# Task directions:
Select the lines of the records containing the word "SetInfo" and list them.

[Begin Available data]

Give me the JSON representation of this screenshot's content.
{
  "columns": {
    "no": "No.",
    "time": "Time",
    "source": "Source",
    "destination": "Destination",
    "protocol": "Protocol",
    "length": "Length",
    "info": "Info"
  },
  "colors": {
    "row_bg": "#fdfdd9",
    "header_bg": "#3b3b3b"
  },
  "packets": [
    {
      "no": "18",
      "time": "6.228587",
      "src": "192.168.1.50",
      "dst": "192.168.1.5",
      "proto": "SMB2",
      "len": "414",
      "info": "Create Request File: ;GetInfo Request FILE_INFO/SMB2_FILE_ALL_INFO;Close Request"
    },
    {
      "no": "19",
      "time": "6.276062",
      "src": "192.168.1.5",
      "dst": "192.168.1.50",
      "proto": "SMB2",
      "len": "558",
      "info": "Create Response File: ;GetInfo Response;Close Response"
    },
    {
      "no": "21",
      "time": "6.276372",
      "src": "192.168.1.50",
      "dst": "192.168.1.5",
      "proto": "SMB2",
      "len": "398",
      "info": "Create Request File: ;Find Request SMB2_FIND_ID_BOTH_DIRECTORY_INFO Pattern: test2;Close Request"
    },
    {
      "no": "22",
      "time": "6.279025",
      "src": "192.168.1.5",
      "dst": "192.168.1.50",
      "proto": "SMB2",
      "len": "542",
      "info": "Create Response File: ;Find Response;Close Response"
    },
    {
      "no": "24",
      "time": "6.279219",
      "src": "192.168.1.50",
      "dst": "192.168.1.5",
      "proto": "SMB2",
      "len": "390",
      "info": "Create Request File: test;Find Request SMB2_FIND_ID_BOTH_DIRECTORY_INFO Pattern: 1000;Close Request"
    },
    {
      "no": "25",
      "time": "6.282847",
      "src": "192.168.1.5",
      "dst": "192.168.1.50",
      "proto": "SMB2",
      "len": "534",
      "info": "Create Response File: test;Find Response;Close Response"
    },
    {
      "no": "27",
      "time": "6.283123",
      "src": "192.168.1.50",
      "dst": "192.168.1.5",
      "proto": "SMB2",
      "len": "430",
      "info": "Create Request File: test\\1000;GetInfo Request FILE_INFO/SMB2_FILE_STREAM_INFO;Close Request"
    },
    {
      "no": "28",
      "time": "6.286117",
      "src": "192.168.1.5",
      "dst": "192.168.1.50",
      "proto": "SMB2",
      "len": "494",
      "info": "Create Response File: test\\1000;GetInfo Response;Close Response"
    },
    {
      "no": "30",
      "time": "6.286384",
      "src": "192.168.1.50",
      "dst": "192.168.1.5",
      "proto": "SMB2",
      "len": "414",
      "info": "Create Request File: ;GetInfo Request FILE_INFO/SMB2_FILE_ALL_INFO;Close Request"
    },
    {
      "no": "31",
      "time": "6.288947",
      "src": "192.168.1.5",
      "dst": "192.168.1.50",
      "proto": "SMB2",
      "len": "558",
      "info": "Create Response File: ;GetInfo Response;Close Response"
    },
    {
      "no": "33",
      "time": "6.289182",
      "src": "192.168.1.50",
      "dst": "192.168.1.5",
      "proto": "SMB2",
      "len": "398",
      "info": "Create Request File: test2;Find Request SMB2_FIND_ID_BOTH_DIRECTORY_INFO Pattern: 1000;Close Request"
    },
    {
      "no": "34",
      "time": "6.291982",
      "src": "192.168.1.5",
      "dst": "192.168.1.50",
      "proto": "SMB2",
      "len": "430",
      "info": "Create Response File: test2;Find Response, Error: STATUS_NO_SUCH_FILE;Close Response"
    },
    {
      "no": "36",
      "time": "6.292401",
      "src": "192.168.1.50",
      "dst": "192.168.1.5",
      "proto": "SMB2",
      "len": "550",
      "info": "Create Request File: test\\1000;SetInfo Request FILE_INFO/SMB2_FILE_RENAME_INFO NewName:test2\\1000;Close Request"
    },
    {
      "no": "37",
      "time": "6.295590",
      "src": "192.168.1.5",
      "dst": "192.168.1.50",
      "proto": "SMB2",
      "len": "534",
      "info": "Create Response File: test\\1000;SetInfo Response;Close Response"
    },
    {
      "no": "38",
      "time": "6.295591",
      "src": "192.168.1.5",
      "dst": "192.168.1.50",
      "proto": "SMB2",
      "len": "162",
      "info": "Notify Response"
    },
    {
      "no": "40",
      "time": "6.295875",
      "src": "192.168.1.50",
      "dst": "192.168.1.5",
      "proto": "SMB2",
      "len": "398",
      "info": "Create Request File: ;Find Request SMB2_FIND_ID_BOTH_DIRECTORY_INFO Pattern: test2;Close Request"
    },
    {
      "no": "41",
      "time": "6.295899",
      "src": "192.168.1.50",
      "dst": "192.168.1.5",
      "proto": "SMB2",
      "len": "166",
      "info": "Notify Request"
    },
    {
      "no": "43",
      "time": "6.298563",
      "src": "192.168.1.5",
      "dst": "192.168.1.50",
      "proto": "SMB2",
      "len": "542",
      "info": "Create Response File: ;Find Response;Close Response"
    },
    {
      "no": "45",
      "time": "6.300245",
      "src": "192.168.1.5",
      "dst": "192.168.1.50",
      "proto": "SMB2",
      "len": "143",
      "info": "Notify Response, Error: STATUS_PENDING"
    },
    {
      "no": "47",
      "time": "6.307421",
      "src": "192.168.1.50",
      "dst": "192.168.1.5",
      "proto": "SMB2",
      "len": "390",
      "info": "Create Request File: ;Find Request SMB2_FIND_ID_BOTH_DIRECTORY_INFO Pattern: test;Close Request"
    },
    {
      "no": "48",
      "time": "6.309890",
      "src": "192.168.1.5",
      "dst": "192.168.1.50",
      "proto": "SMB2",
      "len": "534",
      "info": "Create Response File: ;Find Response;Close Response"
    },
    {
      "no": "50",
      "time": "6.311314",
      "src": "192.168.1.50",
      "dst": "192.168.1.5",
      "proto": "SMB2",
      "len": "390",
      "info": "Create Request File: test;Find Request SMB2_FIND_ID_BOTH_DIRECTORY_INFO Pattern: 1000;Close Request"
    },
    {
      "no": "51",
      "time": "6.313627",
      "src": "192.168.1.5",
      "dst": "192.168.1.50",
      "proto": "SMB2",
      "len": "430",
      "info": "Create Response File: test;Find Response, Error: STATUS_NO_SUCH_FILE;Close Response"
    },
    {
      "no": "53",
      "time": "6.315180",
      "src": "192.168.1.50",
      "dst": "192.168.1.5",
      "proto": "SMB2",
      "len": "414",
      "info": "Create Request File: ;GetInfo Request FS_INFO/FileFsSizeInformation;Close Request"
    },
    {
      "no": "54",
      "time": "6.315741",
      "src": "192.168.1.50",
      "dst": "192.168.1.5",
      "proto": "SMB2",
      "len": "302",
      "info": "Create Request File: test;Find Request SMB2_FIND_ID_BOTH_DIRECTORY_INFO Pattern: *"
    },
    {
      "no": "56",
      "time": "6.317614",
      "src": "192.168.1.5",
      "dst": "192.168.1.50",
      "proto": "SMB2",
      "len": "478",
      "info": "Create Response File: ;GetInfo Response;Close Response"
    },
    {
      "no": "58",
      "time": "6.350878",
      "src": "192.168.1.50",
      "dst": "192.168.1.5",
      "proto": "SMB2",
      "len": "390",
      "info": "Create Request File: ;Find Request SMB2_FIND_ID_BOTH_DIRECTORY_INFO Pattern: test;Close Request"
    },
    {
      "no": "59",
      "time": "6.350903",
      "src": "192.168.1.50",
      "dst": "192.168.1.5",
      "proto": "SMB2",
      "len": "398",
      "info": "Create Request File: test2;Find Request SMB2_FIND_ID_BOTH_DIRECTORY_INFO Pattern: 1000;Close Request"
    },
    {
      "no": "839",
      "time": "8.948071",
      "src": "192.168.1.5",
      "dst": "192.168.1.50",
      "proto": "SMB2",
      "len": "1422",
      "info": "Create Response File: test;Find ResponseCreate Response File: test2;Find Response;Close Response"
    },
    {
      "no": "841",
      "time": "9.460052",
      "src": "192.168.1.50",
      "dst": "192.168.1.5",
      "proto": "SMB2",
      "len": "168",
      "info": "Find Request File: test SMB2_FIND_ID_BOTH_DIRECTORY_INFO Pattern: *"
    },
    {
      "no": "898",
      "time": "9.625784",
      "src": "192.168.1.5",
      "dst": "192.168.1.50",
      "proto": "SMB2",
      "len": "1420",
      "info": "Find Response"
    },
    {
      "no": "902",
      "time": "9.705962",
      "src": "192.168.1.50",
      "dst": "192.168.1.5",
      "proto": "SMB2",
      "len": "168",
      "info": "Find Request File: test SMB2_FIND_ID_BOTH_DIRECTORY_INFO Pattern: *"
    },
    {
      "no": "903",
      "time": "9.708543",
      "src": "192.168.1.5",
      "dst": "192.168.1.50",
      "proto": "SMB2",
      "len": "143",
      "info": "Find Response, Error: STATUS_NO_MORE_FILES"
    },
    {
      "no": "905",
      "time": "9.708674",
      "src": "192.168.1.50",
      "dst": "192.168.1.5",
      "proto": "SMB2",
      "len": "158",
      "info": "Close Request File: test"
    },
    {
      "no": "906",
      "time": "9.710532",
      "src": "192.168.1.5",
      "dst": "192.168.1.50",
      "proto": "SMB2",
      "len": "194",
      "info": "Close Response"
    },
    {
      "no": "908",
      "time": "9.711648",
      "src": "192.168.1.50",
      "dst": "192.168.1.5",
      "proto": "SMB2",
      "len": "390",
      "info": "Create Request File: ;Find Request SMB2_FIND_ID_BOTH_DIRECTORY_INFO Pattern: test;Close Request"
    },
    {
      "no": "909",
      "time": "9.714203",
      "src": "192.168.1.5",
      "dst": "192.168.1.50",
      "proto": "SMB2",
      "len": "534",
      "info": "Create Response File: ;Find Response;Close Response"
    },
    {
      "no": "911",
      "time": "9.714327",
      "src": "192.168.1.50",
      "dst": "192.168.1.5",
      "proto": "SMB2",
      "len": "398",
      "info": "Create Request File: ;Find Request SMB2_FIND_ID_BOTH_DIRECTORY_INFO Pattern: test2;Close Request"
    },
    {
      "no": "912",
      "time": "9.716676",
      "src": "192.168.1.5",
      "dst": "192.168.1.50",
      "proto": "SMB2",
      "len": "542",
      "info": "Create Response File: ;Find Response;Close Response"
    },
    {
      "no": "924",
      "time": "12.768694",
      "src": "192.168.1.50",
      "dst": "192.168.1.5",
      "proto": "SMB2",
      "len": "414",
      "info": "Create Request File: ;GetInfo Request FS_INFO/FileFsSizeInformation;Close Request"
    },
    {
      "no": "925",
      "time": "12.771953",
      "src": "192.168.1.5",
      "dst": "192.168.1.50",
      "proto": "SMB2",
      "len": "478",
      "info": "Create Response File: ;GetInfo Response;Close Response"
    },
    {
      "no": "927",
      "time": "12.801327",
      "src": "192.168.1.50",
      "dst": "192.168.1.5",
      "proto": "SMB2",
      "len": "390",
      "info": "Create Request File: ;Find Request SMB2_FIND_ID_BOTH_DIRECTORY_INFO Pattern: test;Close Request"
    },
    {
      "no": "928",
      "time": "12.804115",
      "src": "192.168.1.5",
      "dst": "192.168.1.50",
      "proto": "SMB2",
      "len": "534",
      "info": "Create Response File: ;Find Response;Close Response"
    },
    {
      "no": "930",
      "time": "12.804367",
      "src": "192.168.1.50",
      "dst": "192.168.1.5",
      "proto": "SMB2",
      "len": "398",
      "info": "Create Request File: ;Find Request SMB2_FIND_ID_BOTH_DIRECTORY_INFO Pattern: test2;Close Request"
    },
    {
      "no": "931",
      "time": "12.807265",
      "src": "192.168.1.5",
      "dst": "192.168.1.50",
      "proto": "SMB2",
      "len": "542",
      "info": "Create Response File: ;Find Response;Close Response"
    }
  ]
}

[End Available data]

# Exercise output:
      "info": "Create Request File: test\\1000;SetInfo Request FILE_INFO/SMB2_FILE_RENAME_INFO NewName:test2\\1000;Close Request"
      "info": "Create Response File: test\\1000;SetInfo Response;Close Response"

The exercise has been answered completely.